▸ WHAT YOU SHOULD DO
Select from the records below every line that has the word "STOP" in it.

▸ DATA IN THIS EXERCISE

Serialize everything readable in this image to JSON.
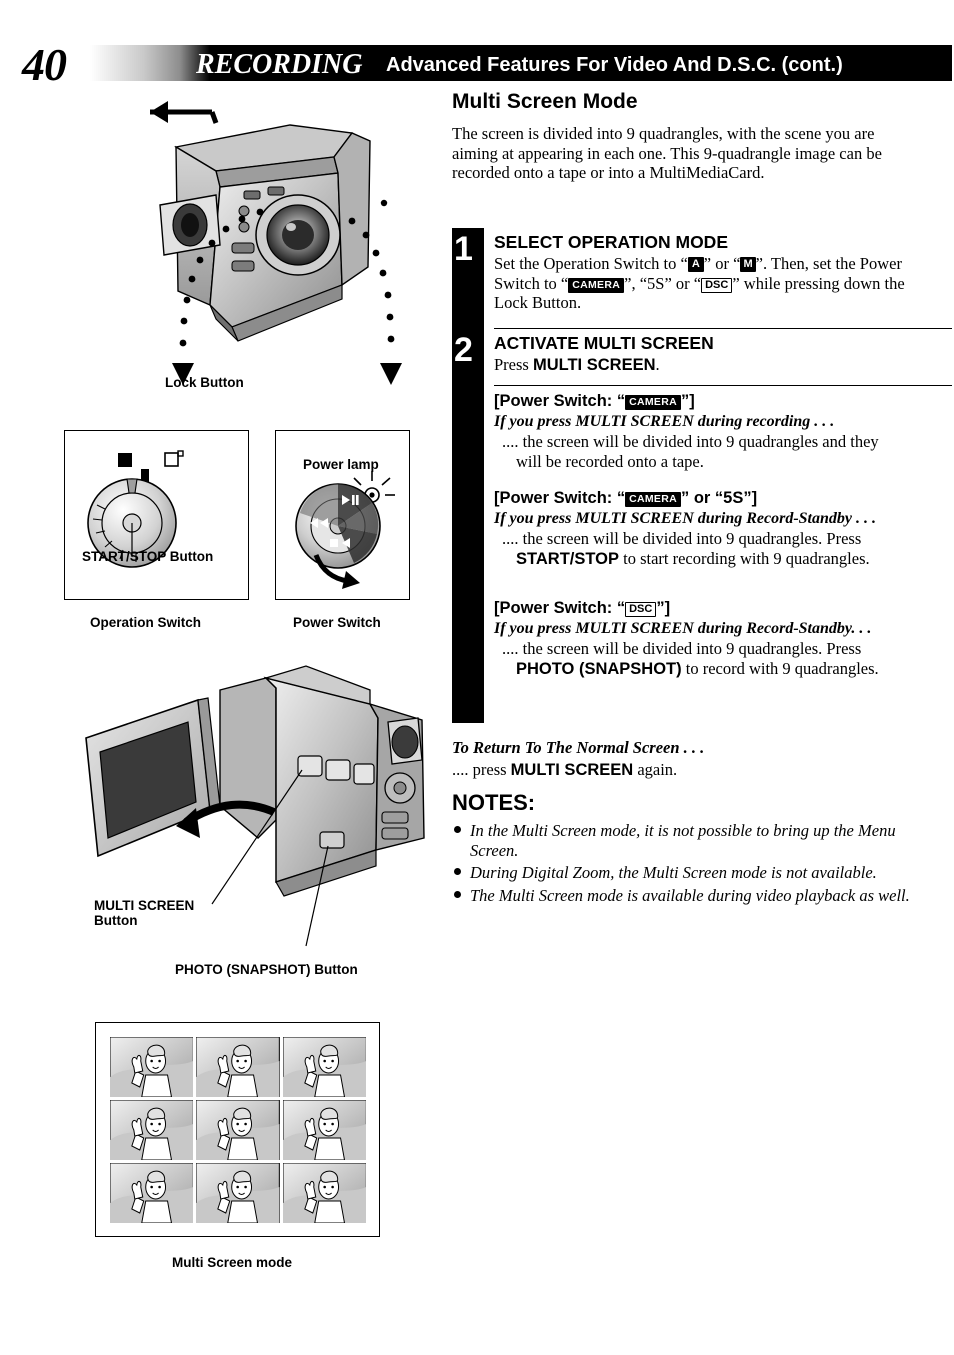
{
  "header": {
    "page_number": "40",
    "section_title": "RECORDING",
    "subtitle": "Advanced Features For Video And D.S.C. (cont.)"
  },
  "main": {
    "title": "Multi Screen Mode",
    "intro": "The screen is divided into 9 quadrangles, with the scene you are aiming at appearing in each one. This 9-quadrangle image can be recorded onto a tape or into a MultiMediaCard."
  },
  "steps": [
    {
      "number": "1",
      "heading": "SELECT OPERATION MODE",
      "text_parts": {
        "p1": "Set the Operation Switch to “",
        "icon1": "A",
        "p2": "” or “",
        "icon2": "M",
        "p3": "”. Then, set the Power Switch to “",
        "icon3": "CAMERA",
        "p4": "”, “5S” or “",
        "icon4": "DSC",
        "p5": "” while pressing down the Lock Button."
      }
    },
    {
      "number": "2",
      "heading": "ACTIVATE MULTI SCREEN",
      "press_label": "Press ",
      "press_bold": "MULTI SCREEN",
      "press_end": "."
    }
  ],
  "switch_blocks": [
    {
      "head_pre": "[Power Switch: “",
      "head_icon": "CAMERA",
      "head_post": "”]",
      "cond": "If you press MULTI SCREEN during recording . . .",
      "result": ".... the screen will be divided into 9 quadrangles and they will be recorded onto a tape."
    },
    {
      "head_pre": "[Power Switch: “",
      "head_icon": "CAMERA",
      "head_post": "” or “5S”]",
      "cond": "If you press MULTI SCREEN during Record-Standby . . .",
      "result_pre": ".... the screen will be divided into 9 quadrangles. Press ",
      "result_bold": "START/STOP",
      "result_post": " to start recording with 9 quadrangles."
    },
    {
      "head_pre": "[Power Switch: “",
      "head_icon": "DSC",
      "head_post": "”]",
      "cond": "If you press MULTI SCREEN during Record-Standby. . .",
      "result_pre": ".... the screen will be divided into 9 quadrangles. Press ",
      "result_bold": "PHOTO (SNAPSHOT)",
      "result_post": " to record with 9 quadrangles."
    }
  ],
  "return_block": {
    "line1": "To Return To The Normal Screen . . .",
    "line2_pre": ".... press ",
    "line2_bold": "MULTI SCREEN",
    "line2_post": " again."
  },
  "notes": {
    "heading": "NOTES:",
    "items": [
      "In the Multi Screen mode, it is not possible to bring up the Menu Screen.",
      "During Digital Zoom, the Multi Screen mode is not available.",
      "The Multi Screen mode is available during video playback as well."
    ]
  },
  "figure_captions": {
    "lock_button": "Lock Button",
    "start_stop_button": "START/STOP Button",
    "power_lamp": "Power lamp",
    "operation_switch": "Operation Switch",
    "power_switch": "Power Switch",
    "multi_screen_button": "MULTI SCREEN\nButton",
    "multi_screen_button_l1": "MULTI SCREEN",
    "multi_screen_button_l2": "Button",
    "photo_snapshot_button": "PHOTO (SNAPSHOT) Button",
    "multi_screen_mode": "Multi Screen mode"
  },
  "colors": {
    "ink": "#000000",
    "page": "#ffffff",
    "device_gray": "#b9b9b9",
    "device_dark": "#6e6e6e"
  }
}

==

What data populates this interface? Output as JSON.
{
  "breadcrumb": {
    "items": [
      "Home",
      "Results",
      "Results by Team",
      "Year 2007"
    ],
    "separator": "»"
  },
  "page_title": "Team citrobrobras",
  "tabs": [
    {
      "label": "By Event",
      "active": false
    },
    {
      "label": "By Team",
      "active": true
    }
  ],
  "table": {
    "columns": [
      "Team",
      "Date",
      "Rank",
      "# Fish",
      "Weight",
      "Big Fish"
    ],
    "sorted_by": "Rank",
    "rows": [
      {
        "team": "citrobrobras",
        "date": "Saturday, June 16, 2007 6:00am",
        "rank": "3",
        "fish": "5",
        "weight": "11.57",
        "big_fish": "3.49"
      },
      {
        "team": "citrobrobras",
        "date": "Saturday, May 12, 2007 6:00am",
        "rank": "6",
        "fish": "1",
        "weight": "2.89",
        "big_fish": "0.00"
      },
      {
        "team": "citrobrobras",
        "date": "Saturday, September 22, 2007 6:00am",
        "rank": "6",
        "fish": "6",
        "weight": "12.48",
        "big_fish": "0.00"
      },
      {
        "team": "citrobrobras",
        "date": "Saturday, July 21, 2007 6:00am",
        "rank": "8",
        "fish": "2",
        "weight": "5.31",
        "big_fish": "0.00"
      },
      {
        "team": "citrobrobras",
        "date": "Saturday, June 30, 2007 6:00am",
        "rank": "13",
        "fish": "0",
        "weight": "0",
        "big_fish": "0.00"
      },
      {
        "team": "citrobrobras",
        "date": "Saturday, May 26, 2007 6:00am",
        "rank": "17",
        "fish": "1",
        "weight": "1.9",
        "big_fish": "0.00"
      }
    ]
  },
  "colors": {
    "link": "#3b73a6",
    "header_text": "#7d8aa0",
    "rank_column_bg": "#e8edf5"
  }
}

* * *

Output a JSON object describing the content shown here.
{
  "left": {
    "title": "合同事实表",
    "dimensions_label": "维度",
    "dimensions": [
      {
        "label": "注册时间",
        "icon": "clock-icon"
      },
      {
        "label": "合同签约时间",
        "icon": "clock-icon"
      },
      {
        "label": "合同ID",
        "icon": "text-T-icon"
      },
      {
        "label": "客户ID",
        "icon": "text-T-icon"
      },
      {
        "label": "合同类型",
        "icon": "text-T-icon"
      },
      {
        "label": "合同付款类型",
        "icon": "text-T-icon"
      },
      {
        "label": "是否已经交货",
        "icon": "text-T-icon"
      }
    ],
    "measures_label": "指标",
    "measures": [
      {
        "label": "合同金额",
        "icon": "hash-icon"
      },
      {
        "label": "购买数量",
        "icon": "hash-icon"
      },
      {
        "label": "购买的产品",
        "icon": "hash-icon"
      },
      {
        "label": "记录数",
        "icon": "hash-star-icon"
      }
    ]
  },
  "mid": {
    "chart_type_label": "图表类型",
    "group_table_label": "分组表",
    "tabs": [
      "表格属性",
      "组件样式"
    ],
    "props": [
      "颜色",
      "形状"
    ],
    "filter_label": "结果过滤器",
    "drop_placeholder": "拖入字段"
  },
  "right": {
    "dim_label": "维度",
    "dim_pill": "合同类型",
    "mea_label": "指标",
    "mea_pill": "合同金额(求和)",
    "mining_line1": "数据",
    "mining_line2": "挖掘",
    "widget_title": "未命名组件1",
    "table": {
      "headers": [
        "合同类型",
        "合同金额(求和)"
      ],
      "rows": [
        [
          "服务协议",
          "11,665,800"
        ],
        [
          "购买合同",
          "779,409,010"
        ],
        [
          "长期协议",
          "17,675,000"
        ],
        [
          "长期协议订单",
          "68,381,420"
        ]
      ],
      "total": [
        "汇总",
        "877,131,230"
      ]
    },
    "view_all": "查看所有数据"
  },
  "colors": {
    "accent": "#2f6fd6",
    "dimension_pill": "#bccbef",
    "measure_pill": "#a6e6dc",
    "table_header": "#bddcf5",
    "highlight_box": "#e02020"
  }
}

▸ EXERCISE ANSWER
      "result_bold": "START/STOP",
    "start_stop_button": "START/STOP Button",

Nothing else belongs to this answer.